* **Written instruction**: Keep the images out and copy every entry below exactly.

........

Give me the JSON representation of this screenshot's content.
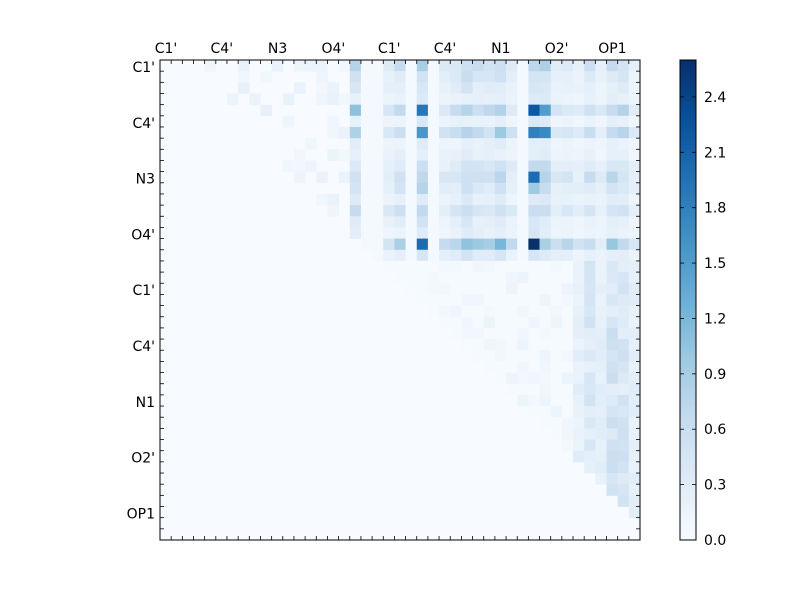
{
  "chart_data": {
    "type": "heatmap",
    "title": "",
    "xlabel": "",
    "ylabel": "",
    "x_tick_labels": [
      "C1'",
      "C4'",
      "N3",
      "O4'",
      "C1'",
      "C4'",
      "N1",
      "O2'",
      "OP1"
    ],
    "y_tick_labels": [
      "C1'",
      "C4'",
      "N3",
      "O4'",
      "C1'",
      "C4'",
      "N1",
      "O2'",
      "OP1"
    ],
    "colorbar": {
      "min": 0.0,
      "max": 2.6,
      "ticks": [
        "0.0",
        "0.3",
        "0.6",
        "0.9",
        "1.2",
        "1.5",
        "1.8",
        "2.1",
        "2.4"
      ],
      "colormap": "Blues",
      "color_stops": [
        "#f7fbff",
        "#deebf7",
        "#c6dbef",
        "#9ecae1",
        "#6baed6",
        "#4292c6",
        "#2171b5",
        "#08519c",
        "#08306b"
      ]
    },
    "grid_size": 43,
    "upper_triangle_only": true,
    "notable_values": [
      {
        "row": "O4'",
        "col": "N1",
        "value": 2.6
      },
      {
        "row": "C4'",
        "col": "N1",
        "value": 2.2
      },
      {
        "row": "N3",
        "col": "N1",
        "value": 2.0
      },
      {
        "row": "O4'",
        "col": "C1'",
        "value": 2.0
      },
      {
        "row": "C4'",
        "col": "C1'",
        "value": 1.9
      }
    ],
    "grid": false,
    "legend": "colorbar-right"
  }
}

........

* **Full response**:
Give me the JSON representation of this screenshot's content.
{
  "chart_data": {
    "type": "heatmap",
    "title": "",
    "xlabel": "",
    "ylabel": "",
    "x_tick_labels": [
      "C1'",
      "C4'",
      "N3",
      "O4'",
      "C1'",
      "C4'",
      "N1",
      "O2'",
      "OP1"
    ],
    "y_tick_labels": [
      "C1'",
      "C4'",
      "N3",
      "O4'",
      "C1'",
      "C4'",
      "N1",
      "O2'",
      "OP1"
    ],
    "colorbar": {
      "min": 0.0,
      "max": 2.6,
      "ticks": [
        "0.0",
        "0.3",
        "0.6",
        "0.9",
        "1.2",
        "1.5",
        "1.8",
        "2.1",
        "2.4"
      ],
      "colormap": "Blues",
      "color_stops": [
        "#f7fbff",
        "#deebf7",
        "#c6dbef",
        "#9ecae1",
        "#6baed6",
        "#4292c6",
        "#2171b5",
        "#08519c",
        "#08306b"
      ]
    },
    "grid_size": 43,
    "upper_triangle_only": true,
    "notable_values": [
      {
        "row": "O4'",
        "col": "N1",
        "value": 2.6
      },
      {
        "row": "C4'",
        "col": "N1",
        "value": 2.2
      },
      {
        "row": "N3",
        "col": "N1",
        "value": 2.0
      },
      {
        "row": "O4'",
        "col": "C1'",
        "value": 2.0
      },
      {
        "row": "C4'",
        "col": "C1'",
        "value": 1.9
      }
    ],
    "grid": false,
    "legend": "colorbar-right"
  }
}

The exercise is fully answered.